Print every entry exactly as written.

(Extracted records)
= = = = = = =
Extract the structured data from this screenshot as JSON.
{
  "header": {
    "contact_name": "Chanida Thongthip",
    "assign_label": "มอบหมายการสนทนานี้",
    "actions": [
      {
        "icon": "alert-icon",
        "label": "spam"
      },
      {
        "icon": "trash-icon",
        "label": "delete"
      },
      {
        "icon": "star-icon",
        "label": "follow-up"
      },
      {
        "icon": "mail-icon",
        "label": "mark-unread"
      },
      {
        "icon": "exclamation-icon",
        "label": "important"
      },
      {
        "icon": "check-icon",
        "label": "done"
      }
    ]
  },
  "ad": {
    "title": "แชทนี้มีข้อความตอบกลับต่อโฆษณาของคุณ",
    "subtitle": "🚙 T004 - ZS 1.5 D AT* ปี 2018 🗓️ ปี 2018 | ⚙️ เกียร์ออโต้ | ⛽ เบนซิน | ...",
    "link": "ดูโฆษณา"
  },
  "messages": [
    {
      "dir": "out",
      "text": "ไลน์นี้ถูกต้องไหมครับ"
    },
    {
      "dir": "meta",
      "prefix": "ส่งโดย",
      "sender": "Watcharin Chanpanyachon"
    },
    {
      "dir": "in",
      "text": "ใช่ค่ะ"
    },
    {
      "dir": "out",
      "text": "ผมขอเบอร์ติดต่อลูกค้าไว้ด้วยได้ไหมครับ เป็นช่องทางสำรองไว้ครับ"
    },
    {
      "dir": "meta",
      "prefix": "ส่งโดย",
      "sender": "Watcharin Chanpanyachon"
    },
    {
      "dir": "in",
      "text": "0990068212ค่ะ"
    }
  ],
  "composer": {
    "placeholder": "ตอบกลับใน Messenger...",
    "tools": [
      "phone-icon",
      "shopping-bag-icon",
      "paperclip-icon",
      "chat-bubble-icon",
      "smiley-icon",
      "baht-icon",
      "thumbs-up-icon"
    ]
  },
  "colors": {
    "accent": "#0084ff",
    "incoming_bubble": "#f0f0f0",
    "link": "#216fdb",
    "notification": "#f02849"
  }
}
= = = = = = =
Response to this exercise:
Extract the structured data from this screenshot as JSON.
{
  "header": {
    "contact_name": "Chanida Thongthip",
    "assign_label": "มอบหมายการสนทนานี้",
    "actions": [
      {
        "icon": "alert-icon",
        "label": "spam"
      },
      {
        "icon": "trash-icon",
        "label": "delete"
      },
      {
        "icon": "star-icon",
        "label": "follow-up"
      },
      {
        "icon": "mail-icon",
        "label": "mark-unread"
      },
      {
        "icon": "exclamation-icon",
        "label": "important"
      },
      {
        "icon": "check-icon",
        "label": "done"
      }
    ]
  },
  "ad": {
    "title": "แชทนี้มีข้อความตอบกลับต่อโฆษณาของคุณ",
    "subtitle": "🚙 T004 - ZS 1.5 D AT* ปี 2018 🗓️ ปี 2018 | ⚙️ เกียร์ออโต้ | ⛽ เบนซิน | ...",
    "link": "ดูโฆษณา"
  },
  "messages": [
    {
      "dir": "out",
      "text": "ไลน์นี้ถูกต้องไหมครับ"
    },
    {
      "dir": "meta",
      "prefix": "ส่งโดย",
      "sender": "Watcharin Chanpanyachon"
    },
    {
      "dir": "in",
      "text": "ใช่ค่ะ"
    },
    {
      "dir": "out",
      "text": "ผมขอเบอร์ติดต่อลูกค้าไว้ด้วยได้ไหมครับ เป็นช่องทางสำรองไว้ครับ"
    },
    {
      "dir": "meta",
      "prefix": "ส่งโดย",
      "sender": "Watcharin Chanpanyachon"
    },
    {
      "dir": "in",
      "text": "0990068212ค่ะ"
    }
  ],
  "composer": {
    "placeholder": "ตอบกลับใน Messenger...",
    "tools": [
      "phone-icon",
      "shopping-bag-icon",
      "paperclip-icon",
      "chat-bubble-icon",
      "smiley-icon",
      "baht-icon",
      "thumbs-up-icon"
    ]
  },
  "colors": {
    "accent": "#0084ff",
    "incoming_bubble": "#f0f0f0",
    "link": "#216fdb",
    "notification": "#f02849"
  }
}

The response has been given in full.